### TASK REQUIREMENTS
Copy the data exactly as it appears, and do not include any pictures.
------------------------------------------------
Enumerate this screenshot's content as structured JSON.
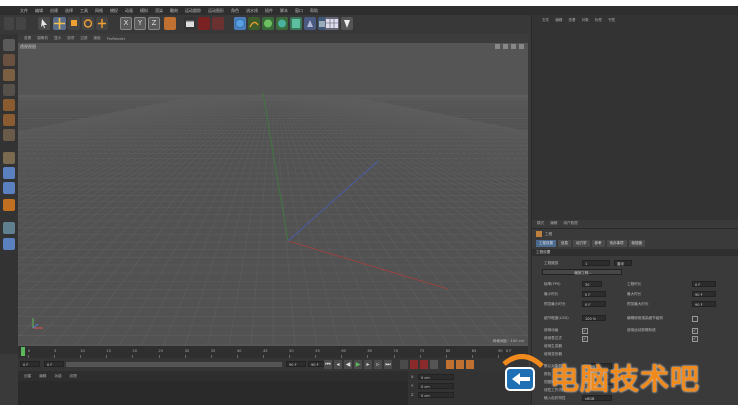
{
  "menu": [
    "文件",
    "编辑",
    "创建",
    "选择",
    "工具",
    "网格",
    "捕捉",
    "动画",
    "模拟",
    "渲染",
    "雕刻",
    "运动跟踪",
    "运动图形",
    "角色",
    "流水线",
    "插件",
    "脚本",
    "窗口",
    "帮助"
  ],
  "viewport": {
    "menu": [
      "查看",
      "摄像机",
      "显示",
      "选项",
      "过滤",
      "面板",
      "ProRender"
    ],
    "label": "透视视图",
    "grid_info": "网格间距 : 100 cm"
  },
  "object_manager": {
    "tabs": [
      "文件",
      "编辑",
      "查看",
      "对象",
      "标签",
      "书签"
    ]
  },
  "attributes": {
    "tabs": [
      "模式",
      "编辑",
      "用户数据"
    ],
    "title": "工程",
    "subtabs": [
      "工程设置",
      "信息",
      "动力学",
      "参考",
      "待办事项",
      "帧插值"
    ],
    "section": "工程设置",
    "fields": {
      "project_scale_label": "工程缩放",
      "project_scale_value": "1",
      "project_scale_unit": "厘米",
      "scale_button": "缩放工程...",
      "fps_label": "帧率(FPS)",
      "fps_value": "30",
      "project_time_label": "工程时长",
      "project_time_value": "0 F",
      "min_time_label": "最小时长",
      "min_time_value": "0 F",
      "max_time_label": "最大时长",
      "max_time_value": "90 F",
      "preview_min_label": "预览最小时长",
      "preview_min_value": "0 F",
      "preview_max_label": "预览最大时长",
      "preview_max_value": "90 F",
      "lod_label": "细节程度(LOD)",
      "lod_value": "100 %",
      "render_lod_label": "编辑使用渲染细节级别",
      "use_anim_label": "使用动画",
      "use_expr_label": "使用表达式",
      "use_gen_label": "使用生成器",
      "use_deform_label": "使用变形器",
      "use_motion_label": "使用运动剪辑系统",
      "default_color_label": "默认对象颜色",
      "default_color_value": "灰蓝色",
      "color_label": "颜色",
      "view_clip_label": "视图修剪",
      "view_clip_value": "中",
      "linear_workflow_label": "线性工作流程",
      "input_color_label": "输入色彩特性",
      "input_color_value": "sRGB"
    }
  },
  "timeline": {
    "ticks": [
      "0",
      "5",
      "10",
      "15",
      "20",
      "25",
      "30",
      "35",
      "40",
      "45",
      "50",
      "55",
      "60",
      "65",
      "70",
      "75",
      "80",
      "85",
      "90"
    ],
    "end_label": "0 F"
  },
  "transport": {
    "start": "0 F",
    "current": "0 F",
    "end": "90 F",
    "end2": "90 F"
  },
  "materials": {
    "tabs": [
      "创建",
      "编辑",
      "功能",
      "纹理"
    ]
  },
  "coords": {
    "rows": [
      "X",
      "Y",
      "Z"
    ],
    "values": [
      "0 cm",
      "0 cm",
      "0 cm"
    ]
  },
  "watermark": {
    "text": "电脑技术吧"
  }
}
------------------------------------------------
### OUTPUT FOR THIS EXERCISE
Enumerate this screenshot's content as structured JSON.
{
  "menu": [
    "文件",
    "编辑",
    "创建",
    "选择",
    "工具",
    "网格",
    "捕捉",
    "动画",
    "模拟",
    "渲染",
    "雕刻",
    "运动跟踪",
    "运动图形",
    "角色",
    "流水线",
    "插件",
    "脚本",
    "窗口",
    "帮助"
  ],
  "viewport": {
    "menu": [
      "查看",
      "摄像机",
      "显示",
      "选项",
      "过滤",
      "面板",
      "ProRender"
    ],
    "label": "透视视图",
    "grid_info": "网格间距 : 100 cm"
  },
  "object_manager": {
    "tabs": [
      "文件",
      "编辑",
      "查看",
      "对象",
      "标签",
      "书签"
    ]
  },
  "attributes": {
    "tabs": [
      "模式",
      "编辑",
      "用户数据"
    ],
    "title": "工程",
    "subtabs": [
      "工程设置",
      "信息",
      "动力学",
      "参考",
      "待办事项",
      "帧插值"
    ],
    "section": "工程设置",
    "fields": {
      "project_scale_label": "工程缩放",
      "project_scale_value": "1",
      "project_scale_unit": "厘米",
      "scale_button": "缩放工程...",
      "fps_label": "帧率(FPS)",
      "fps_value": "30",
      "project_time_label": "工程时长",
      "project_time_value": "0 F",
      "min_time_label": "最小时长",
      "min_time_value": "0 F",
      "max_time_label": "最大时长",
      "max_time_value": "90 F",
      "preview_min_label": "预览最小时长",
      "preview_min_value": "0 F",
      "preview_max_label": "预览最大时长",
      "preview_max_value": "90 F",
      "lod_label": "细节程度(LOD)",
      "lod_value": "100 %",
      "render_lod_label": "编辑使用渲染细节级别",
      "use_anim_label": "使用动画",
      "use_expr_label": "使用表达式",
      "use_gen_label": "使用生成器",
      "use_deform_label": "使用变形器",
      "use_motion_label": "使用运动剪辑系统",
      "default_color_label": "默认对象颜色",
      "default_color_value": "灰蓝色",
      "color_label": "颜色",
      "view_clip_label": "视图修剪",
      "view_clip_value": "中",
      "linear_workflow_label": "线性工作流程",
      "input_color_label": "输入色彩特性",
      "input_color_value": "sRGB"
    }
  },
  "timeline": {
    "ticks": [
      "0",
      "5",
      "10",
      "15",
      "20",
      "25",
      "30",
      "35",
      "40",
      "45",
      "50",
      "55",
      "60",
      "65",
      "70",
      "75",
      "80",
      "85",
      "90"
    ],
    "end_label": "0 F"
  },
  "transport": {
    "start": "0 F",
    "current": "0 F",
    "end": "90 F",
    "end2": "90 F"
  },
  "materials": {
    "tabs": [
      "创建",
      "编辑",
      "功能",
      "纹理"
    ]
  },
  "coords": {
    "rows": [
      "X",
      "Y",
      "Z"
    ],
    "values": [
      "0 cm",
      "0 cm",
      "0 cm"
    ]
  },
  "watermark": {
    "text": "电脑技术吧"
  }
}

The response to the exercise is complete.